----- INPUT FOR THIS TASK
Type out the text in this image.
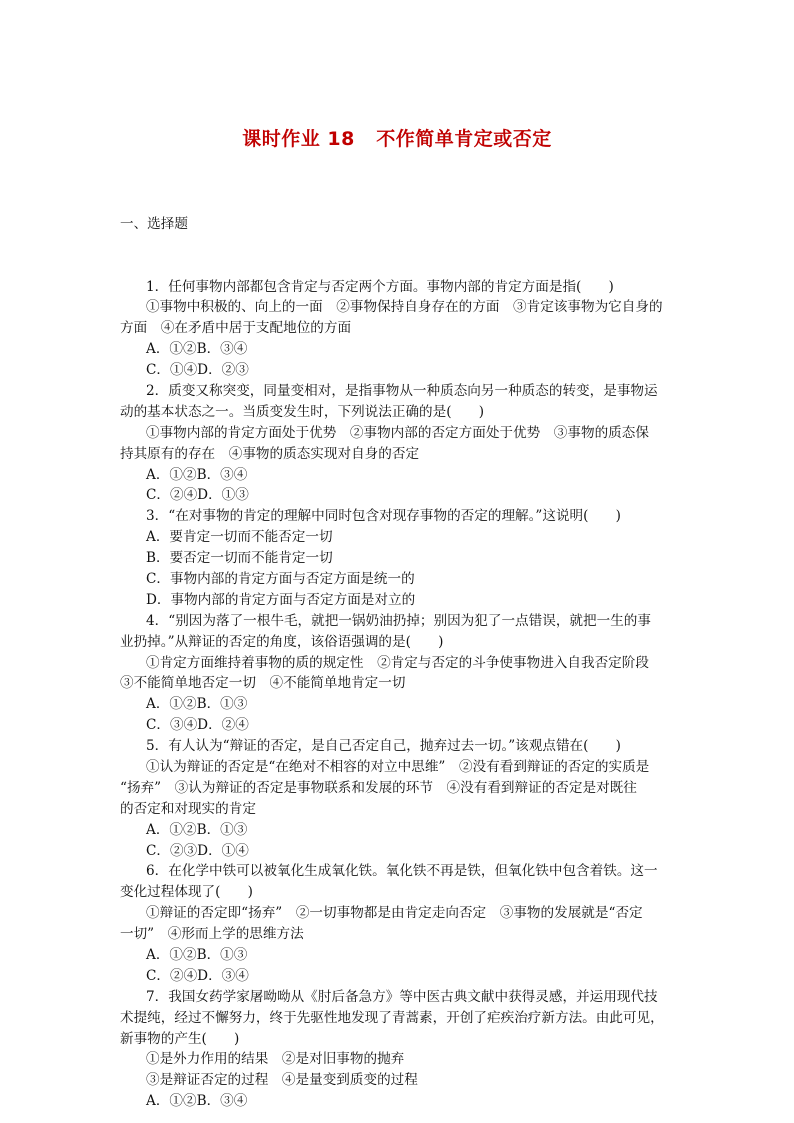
课时作业 18   不作简单肯定或否定

一、选择题

1．任何事物内部都包含肯定与否定两个方面。事物内部的肯定方面是指(　　)
①事物中积极的、向上的一面　②事物保持自身存在的方面　③肯定该事物为它自身的
方面　④在矛盾中居于支配地位的方面
A．①②B．③④
C．①④D．②③
2．质变又称突变，同量变相对，是指事物从一种质态向另一种质态的转变，是事物运
动的基本状态之一。当质变发生时，下列说法正确的是(　　)
①事物内部的肯定方面处于优势　②事物内部的否定方面处于优势　③事物的质态保
持其原有的存在　④事物的质态实现对自身的否定
A．①②B．③④
C．②④D．①③
3．“在对事物的肯定的理解中同时包含对现存事物的否定的理解。”这说明(　　)
A．要肯定一切而不能否定一切
B．要否定一切而不能肯定一切
C．事物内部的肯定方面与否定方面是统一的
D．事物内部的肯定方面与否定方面是对立的
4．“别因为落了一根牛毛，就把一锅奶油扔掉；别因为犯了一点错误，就把一生的事
业扔掉。”从辩证的否定的角度，该俗语强调的是(　　)
①肯定方面维持着事物的质的规定性　②肯定与否定的斗争使事物进入自我否定阶段
③不能简单地否定一切　④不能简单地肯定一切
A．①②B．①③
C．③④D．②④
5．有人认为“辩证的否定，是自己否定自己，抛弃过去一切。”该观点错在(　　)
①认为辩证的否定是“在绝对不相容的对立中思维”　②没有看到辩证的否定的实质是
“扬弃”　③认为辩证的否定是事物联系和发展的环节　④没有看到辩证的否定是对既往
的否定和对现实的肯定
A．①②B．①③
C．②③D．①④
6．在化学中铁可以被氧化生成氧化铁。氧化铁不再是铁，但氧化铁中包含着铁。这一
变化过程体现了(　　)
①辩证的否定即“扬弃”　②一切事物都是由肯定走向否定　③事物的发展就是“否定
一切”　④形而上学的思维方法
A．①②B．①③
C．②④D．③④
7．我国女药学家屠呦呦从《肘后备急方》等中医古典文献中获得灵感，并运用现代技
术提纯，经过不懈努力，终于先驱性地发现了青蒿素，开创了疟疾治疗新方法。由此可见，
新事物的产生(　　)
①是外力作用的结果　②是对旧事物的抛弃
③是辩证否定的过程　④是量变到质变的过程
A．①②B．③④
----------
• _GIVEN PROBLEM_
Restate the whole listing above exactly, except for its images.

• _TASK ANSWER_
Type out the text in this image.
课时作业 18   不作简单肯定或否定

一、选择题

1．任何事物内部都包含肯定与否定两个方面。事物内部的肯定方面是指(　　)
①事物中积极的、向上的一面　②事物保持自身存在的方面　③肯定该事物为它自身的
方面　④在矛盾中居于支配地位的方面
A．①②B．③④
C．①④D．②③
2．质变又称突变，同量变相对，是指事物从一种质态向另一种质态的转变，是事物运
动的基本状态之一。当质变发生时，下列说法正确的是(　　)
①事物内部的肯定方面处于优势　②事物内部的否定方面处于优势　③事物的质态保
持其原有的存在　④事物的质态实现对自身的否定
A．①②B．③④
C．②④D．①③
3．“在对事物的肯定的理解中同时包含对现存事物的否定的理解。”这说明(　　)
A．要肯定一切而不能否定一切
B．要否定一切而不能肯定一切
C．事物内部的肯定方面与否定方面是统一的
D．事物内部的肯定方面与否定方面是对立的
4．“别因为落了一根牛毛，就把一锅奶油扔掉；别因为犯了一点错误，就把一生的事
业扔掉。”从辩证的否定的角度，该俗语强调的是(　　)
①肯定方面维持着事物的质的规定性　②肯定与否定的斗争使事物进入自我否定阶段
③不能简单地否定一切　④不能简单地肯定一切
A．①②B．①③
C．③④D．②④
5．有人认为“辩证的否定，是自己否定自己，抛弃过去一切。”该观点错在(　　)
①认为辩证的否定是“在绝对不相容的对立中思维”　②没有看到辩证的否定的实质是
“扬弃”　③认为辩证的否定是事物联系和发展的环节　④没有看到辩证的否定是对既往
的否定和对现实的肯定
A．①②B．①③
C．②③D．①④
6．在化学中铁可以被氧化生成氧化铁。氧化铁不再是铁，但氧化铁中包含着铁。这一
变化过程体现了(　　)
①辩证的否定即“扬弃”　②一切事物都是由肯定走向否定　③事物的发展就是“否定
一切”　④形而上学的思维方法
A．①②B．①③
C．②④D．③④
7．我国女药学家屠呦呦从《肘后备急方》等中医古典文献中获得灵感，并运用现代技
术提纯，经过不懈努力，终于先驱性地发现了青蒿素，开创了疟疾治疗新方法。由此可见，
新事物的产生(　　)
①是外力作用的结果　②是对旧事物的抛弃
③是辩证否定的过程　④是量变到质变的过程
A．①②B．③④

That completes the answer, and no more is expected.